Task requirements: Search the entries below. Return every line that has "Media" in it.

Record excerpts:
────────────────────────────────────────

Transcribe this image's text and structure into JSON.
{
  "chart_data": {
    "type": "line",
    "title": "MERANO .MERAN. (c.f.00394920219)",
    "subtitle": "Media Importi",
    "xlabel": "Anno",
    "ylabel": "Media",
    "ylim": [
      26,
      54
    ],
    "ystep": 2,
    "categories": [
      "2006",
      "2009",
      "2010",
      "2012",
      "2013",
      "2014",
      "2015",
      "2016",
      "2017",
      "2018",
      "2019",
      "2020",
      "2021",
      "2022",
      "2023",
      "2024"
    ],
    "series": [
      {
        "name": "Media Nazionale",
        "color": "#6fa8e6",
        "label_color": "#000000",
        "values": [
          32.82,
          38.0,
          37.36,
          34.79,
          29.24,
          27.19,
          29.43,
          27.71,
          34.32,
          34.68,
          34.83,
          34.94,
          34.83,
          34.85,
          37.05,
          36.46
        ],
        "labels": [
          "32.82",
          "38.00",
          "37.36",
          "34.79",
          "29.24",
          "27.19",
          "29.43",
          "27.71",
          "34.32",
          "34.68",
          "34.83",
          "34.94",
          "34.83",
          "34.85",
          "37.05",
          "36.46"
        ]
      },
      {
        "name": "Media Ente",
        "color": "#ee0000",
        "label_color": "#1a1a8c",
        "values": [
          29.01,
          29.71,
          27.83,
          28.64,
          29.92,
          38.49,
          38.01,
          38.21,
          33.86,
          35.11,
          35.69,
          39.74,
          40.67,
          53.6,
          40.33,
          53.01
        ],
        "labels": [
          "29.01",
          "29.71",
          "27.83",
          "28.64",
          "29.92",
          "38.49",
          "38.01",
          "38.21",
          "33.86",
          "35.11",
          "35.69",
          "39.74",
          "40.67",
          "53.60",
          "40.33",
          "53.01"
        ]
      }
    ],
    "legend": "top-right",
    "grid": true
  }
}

────────────────────────────────────────

Expected answer:
    "subtitle": "Media Importi",
    "ylabel": "Media",
        "name": "Media Nazionale",
        "name": "Media Ente",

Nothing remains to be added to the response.